▶ [DATA FOR THE TASK]:
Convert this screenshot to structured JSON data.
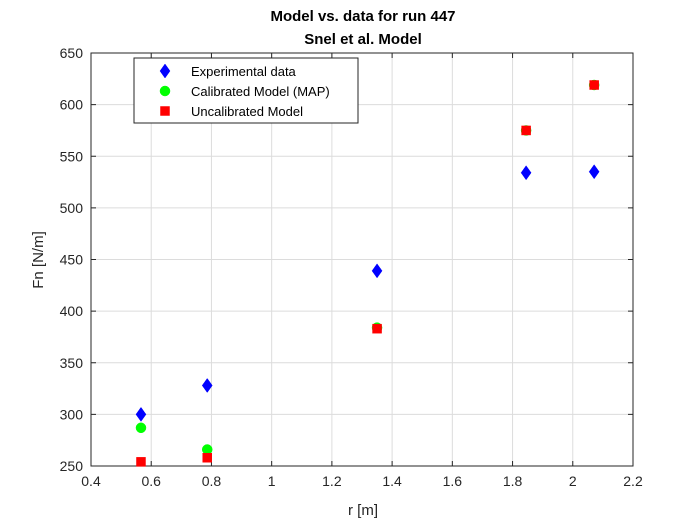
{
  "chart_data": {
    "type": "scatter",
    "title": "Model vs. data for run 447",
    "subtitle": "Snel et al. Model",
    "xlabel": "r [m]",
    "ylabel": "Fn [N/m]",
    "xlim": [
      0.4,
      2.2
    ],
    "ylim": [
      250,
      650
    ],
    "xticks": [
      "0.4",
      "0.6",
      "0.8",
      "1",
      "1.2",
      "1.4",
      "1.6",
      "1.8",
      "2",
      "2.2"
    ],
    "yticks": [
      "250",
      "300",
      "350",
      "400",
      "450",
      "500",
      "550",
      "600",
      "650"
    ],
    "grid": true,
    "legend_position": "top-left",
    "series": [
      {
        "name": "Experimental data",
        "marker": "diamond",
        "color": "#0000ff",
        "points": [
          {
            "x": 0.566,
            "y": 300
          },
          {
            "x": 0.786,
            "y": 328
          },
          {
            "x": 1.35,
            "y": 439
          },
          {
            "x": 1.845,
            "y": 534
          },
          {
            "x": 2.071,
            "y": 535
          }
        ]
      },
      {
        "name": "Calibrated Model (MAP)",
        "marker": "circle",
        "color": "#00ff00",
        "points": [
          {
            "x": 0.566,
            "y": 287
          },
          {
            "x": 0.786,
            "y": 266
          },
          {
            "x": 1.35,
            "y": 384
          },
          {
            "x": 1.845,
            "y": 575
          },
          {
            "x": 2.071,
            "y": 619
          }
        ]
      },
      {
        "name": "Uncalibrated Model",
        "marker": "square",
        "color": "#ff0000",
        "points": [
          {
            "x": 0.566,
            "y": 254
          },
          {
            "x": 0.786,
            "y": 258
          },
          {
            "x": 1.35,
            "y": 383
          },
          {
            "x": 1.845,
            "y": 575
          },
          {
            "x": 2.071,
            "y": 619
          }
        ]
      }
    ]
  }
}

▶ [GIVEN REQUEST]: Using the records above, copy every line that has the word "name" in it.

▶ [ANSWER TO THE TASK]:
        "name": "Experimental data",
        "name": "Calibrated Model (MAP)",
        "name": "Uncalibrated Model",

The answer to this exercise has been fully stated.